START Given records

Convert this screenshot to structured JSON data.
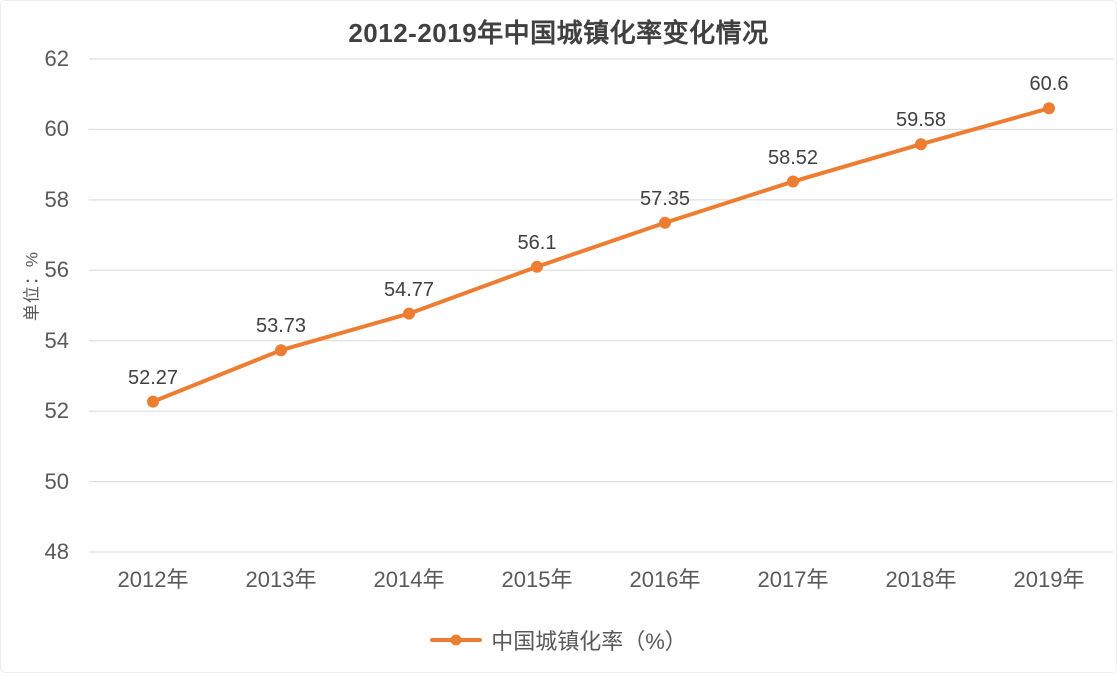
{
  "chart_data": {
    "type": "line",
    "title": "2012-2019年中国城镇化率变化情况",
    "ylabel": "单位：%",
    "categories": [
      "2012年",
      "2013年",
      "2014年",
      "2015年",
      "2016年",
      "2017年",
      "2018年",
      "2019年"
    ],
    "series": [
      {
        "name": "中国城镇化率（%）",
        "values": [
          52.27,
          53.73,
          54.77,
          56.1,
          57.35,
          58.52,
          59.58,
          60.6
        ],
        "data_labels": [
          "52.27",
          "53.73",
          "54.77",
          "56.1",
          "57.35",
          "58.52",
          "59.58",
          "60.6"
        ],
        "color": "#ED7D31"
      }
    ],
    "ylim": [
      48,
      62
    ],
    "yticks": [
      48,
      50,
      52,
      54,
      56,
      58,
      60,
      62
    ],
    "grid": true,
    "legend_position": "bottom",
    "legend_label": "中国城镇化率（%）"
  },
  "colors": {
    "series": "#ED7D31",
    "gridline": "#D9D9D9",
    "axis_text": "#595959",
    "title_text": "#404040",
    "data_label_text": "#404040",
    "border": "#EDEDED",
    "background": "#FFFFFF"
  }
}
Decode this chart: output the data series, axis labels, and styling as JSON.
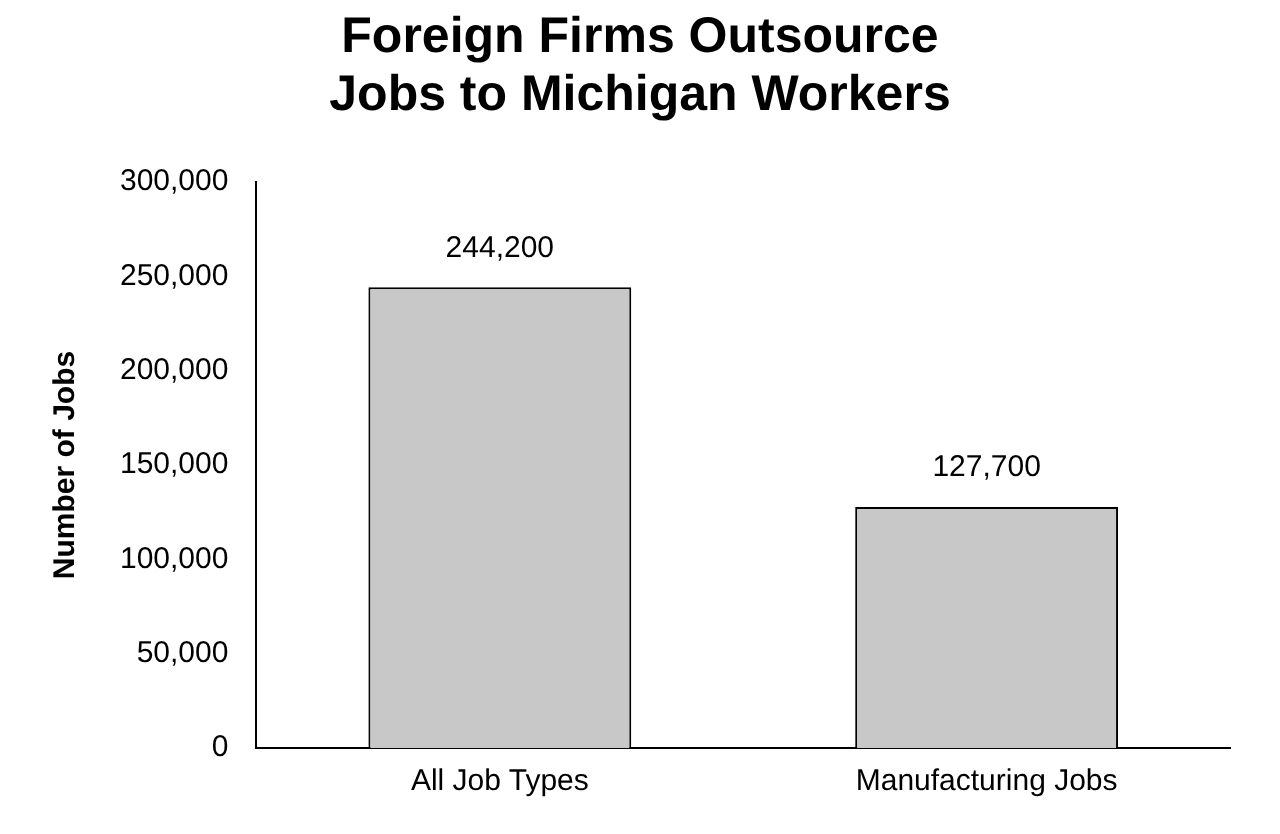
{
  "chart_data": {
    "type": "bar",
    "title": "Foreign Firms Outsource Jobs to Michigan Workers",
    "ylabel": "Number of Jobs",
    "categories": [
      "All Job Types",
      "Manufacturing Jobs"
    ],
    "values": [
      244200,
      127700
    ],
    "value_labels": [
      "244,200",
      "127,700"
    ],
    "color": "#c8c8c8",
    "ylim": [
      0,
      300000
    ],
    "yticks": [
      0,
      {
        "value": 50000,
        "label": "50,000"
      },
      {
        "value": 100000,
        "label": "100,000"
      },
      {
        "value": 150000,
        "label": "150,000"
      },
      {
        "value": 200000,
        "label": "200,000"
      },
      {
        "value": 250000,
        "label": "250,000"
      },
      {
        "value": 300000,
        "label": "300,000"
      }
    ],
    "grid": false,
    "legend": false
  }
}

END Given records

▶ _Stated exercise_:
Pull out each line holding the string "this".

▶ _Task output_:
Convert this screenshot to structured JSON data.
Decode this chart: output the data series, axis labels, and styling as JSON.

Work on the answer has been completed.